=== Records for processing ===

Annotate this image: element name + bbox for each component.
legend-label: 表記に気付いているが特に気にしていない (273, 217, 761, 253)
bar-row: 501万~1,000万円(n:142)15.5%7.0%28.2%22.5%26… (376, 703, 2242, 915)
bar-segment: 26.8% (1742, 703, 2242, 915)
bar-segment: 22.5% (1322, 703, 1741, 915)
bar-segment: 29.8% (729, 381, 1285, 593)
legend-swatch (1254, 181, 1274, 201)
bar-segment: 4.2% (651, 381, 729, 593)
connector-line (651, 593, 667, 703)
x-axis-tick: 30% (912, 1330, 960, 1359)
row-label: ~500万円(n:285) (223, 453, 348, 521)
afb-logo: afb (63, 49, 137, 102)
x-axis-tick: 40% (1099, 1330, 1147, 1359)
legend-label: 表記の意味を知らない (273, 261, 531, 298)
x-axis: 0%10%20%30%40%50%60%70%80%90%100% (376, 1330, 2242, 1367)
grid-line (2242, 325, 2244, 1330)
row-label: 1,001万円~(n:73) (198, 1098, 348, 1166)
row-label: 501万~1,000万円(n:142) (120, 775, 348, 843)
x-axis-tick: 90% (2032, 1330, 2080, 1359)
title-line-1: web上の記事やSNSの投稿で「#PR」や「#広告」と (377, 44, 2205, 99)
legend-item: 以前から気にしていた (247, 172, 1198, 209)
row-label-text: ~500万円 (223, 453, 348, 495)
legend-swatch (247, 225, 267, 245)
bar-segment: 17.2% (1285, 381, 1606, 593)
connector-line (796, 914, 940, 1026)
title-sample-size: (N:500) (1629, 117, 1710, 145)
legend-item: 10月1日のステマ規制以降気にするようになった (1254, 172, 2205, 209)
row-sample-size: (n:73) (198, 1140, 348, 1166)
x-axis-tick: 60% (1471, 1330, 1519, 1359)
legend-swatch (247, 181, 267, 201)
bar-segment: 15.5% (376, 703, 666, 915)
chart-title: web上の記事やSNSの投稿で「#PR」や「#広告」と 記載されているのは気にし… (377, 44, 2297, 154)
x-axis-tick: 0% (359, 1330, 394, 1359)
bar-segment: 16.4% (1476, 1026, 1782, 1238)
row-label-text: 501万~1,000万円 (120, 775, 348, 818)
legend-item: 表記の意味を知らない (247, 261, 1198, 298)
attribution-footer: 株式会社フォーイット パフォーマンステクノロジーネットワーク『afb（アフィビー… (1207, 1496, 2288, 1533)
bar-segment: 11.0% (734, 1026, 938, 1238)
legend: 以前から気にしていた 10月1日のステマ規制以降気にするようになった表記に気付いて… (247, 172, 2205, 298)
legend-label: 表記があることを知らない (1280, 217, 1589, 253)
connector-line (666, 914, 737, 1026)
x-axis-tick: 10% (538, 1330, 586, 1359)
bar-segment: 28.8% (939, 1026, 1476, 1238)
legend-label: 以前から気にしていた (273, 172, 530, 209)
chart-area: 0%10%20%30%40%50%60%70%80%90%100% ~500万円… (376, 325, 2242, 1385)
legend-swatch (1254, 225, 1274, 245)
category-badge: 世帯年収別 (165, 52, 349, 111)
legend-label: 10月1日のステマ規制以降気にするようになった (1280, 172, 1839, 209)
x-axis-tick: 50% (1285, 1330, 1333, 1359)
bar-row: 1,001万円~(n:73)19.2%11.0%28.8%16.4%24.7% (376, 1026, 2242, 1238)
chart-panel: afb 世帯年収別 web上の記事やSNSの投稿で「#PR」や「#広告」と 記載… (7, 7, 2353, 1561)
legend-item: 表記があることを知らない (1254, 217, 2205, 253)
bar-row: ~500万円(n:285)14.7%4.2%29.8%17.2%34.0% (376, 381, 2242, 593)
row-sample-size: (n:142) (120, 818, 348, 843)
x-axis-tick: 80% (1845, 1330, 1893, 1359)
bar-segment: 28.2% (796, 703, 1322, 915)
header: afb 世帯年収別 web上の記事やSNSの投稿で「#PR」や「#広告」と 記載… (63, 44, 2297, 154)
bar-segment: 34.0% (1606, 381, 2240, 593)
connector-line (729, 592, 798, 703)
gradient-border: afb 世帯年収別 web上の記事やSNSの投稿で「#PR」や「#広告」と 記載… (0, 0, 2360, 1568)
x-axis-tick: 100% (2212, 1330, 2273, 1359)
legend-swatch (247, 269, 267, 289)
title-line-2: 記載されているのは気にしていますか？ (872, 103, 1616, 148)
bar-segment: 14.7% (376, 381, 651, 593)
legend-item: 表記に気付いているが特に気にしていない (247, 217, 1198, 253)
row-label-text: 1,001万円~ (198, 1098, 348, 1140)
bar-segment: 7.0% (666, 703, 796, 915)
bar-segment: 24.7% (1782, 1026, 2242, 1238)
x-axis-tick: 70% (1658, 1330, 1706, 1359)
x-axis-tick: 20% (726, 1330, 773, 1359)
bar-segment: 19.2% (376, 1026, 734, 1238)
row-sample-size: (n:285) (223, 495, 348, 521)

===

Short problem:
Return each line of the entries above without any change, character for character.

Task result:
Annotate this image: element name + bbox for each component.
legend-label: 表記に気付いているが特に気にしていない (273, 217, 761, 253)
bar-row: 501万~1,000万円(n:142)15.5%7.0%28.2%22.5%26… (376, 703, 2242, 915)
bar-segment: 26.8% (1742, 703, 2242, 915)
bar-segment: 22.5% (1322, 703, 1741, 915)
bar-segment: 29.8% (729, 381, 1285, 593)
legend-swatch (1254, 181, 1274, 201)
bar-segment: 4.2% (651, 381, 729, 593)
connector-line (651, 593, 667, 703)
x-axis-tick: 30% (912, 1330, 960, 1359)
row-label: ~500万円(n:285) (223, 453, 348, 521)
afb-logo: afb (63, 49, 137, 102)
x-axis-tick: 40% (1099, 1330, 1147, 1359)
legend-label: 表記の意味を知らない (273, 261, 531, 298)
x-axis: 0%10%20%30%40%50%60%70%80%90%100% (376, 1330, 2242, 1367)
grid-line (2242, 325, 2244, 1330)
row-label: 1,001万円~(n:73) (198, 1098, 348, 1166)
row-label: 501万~1,000万円(n:142) (120, 775, 348, 843)
x-axis-tick: 90% (2032, 1330, 2080, 1359)
title-line-1: web上の記事やSNSの投稿で「#PR」や「#広告」と (377, 44, 2205, 99)
legend-item: 以前から気にしていた (247, 172, 1198, 209)
row-label-text: ~500万円 (223, 453, 348, 495)
legend-swatch (247, 225, 267, 245)
bar-segment: 17.2% (1285, 381, 1606, 593)
connector-line (796, 914, 940, 1026)
title-sample-size: (N:500) (1629, 117, 1710, 145)
legend-item: 10月1日のステマ規制以降気にするようになった (1254, 172, 2205, 209)
row-sample-size: (n:73) (198, 1140, 348, 1166)
x-axis-tick: 60% (1471, 1330, 1519, 1359)
legend-swatch (247, 181, 267, 201)
bar-segment: 15.5% (376, 703, 666, 915)
chart-title: web上の記事やSNSの投稿で「#PR」や「#広告」と 記載されているのは気にし… (377, 44, 2297, 154)
x-axis-tick: 0% (359, 1330, 394, 1359)
bar-segment: 16.4% (1476, 1026, 1782, 1238)
row-label-text: 501万~1,000万円 (120, 775, 348, 818)
legend-item: 表記の意味を知らない (247, 261, 1198, 298)
attribution-footer: 株式会社フォーイット パフォーマンステクノロジーネットワーク『afb（アフィビー… (1207, 1496, 2288, 1533)
bar-segment: 11.0% (734, 1026, 938, 1238)
legend: 以前から気にしていた 10月1日のステマ規制以降気にするようになった表記に気付いて… (247, 172, 2205, 298)
legend-label: 表記があることを知らない (1280, 217, 1589, 253)
connector-line (666, 914, 737, 1026)
x-axis-tick: 10% (538, 1330, 586, 1359)
bar-segment: 28.8% (939, 1026, 1476, 1238)
legend-label: 以前から気にしていた (273, 172, 530, 209)
chart-area: 0%10%20%30%40%50%60%70%80%90%100% ~500万円… (376, 325, 2242, 1385)
legend-swatch (1254, 225, 1274, 245)
category-badge: 世帯年収別 (165, 52, 349, 111)
legend-label: 10月1日のステマ規制以降気にするようになった (1280, 172, 1839, 209)
x-axis-tick: 50% (1285, 1330, 1333, 1359)
bar-row: 1,001万円~(n:73)19.2%11.0%28.8%16.4%24.7% (376, 1026, 2242, 1238)
chart-panel: afb 世帯年収別 web上の記事やSNSの投稿で「#PR」や「#広告」と 記載… (7, 7, 2353, 1561)
legend-item: 表記があることを知らない (1254, 217, 2205, 253)
bar-row: ~500万円(n:285)14.7%4.2%29.8%17.2%34.0% (376, 381, 2242, 593)
row-sample-size: (n:142) (120, 818, 348, 843)
x-axis-tick: 80% (1845, 1330, 1893, 1359)
bar-segment: 28.2% (796, 703, 1322, 915)
header: afb 世帯年収別 web上の記事やSNSの投稿で「#PR」や「#広告」と 記載… (63, 44, 2297, 154)
bar-segment: 34.0% (1606, 381, 2240, 593)
connector-line (729, 592, 798, 703)
gradient-border: afb 世帯年収別 web上の記事やSNSの投稿で「#PR」や「#広告」と 記載… (0, 0, 2360, 1568)
x-axis-tick: 100% (2212, 1330, 2273, 1359)
legend-swatch (247, 269, 267, 289)
title-line-2: 記載されているのは気にしていますか？ (872, 103, 1616, 148)
bar-segment: 14.7% (376, 381, 651, 593)
legend-item: 表記に気付いているが特に気にしていない (247, 217, 1198, 253)
row-label-text: 1,001万円~ (198, 1098, 348, 1140)
bar-segment: 7.0% (666, 703, 796, 915)
bar-segment: 24.7% (1782, 1026, 2242, 1238)
x-axis-tick: 70% (1658, 1330, 1706, 1359)
x-axis-tick: 20% (726, 1330, 773, 1359)
bar-segment: 19.2% (376, 1026, 734, 1238)
row-sample-size: (n:285) (223, 495, 348, 521)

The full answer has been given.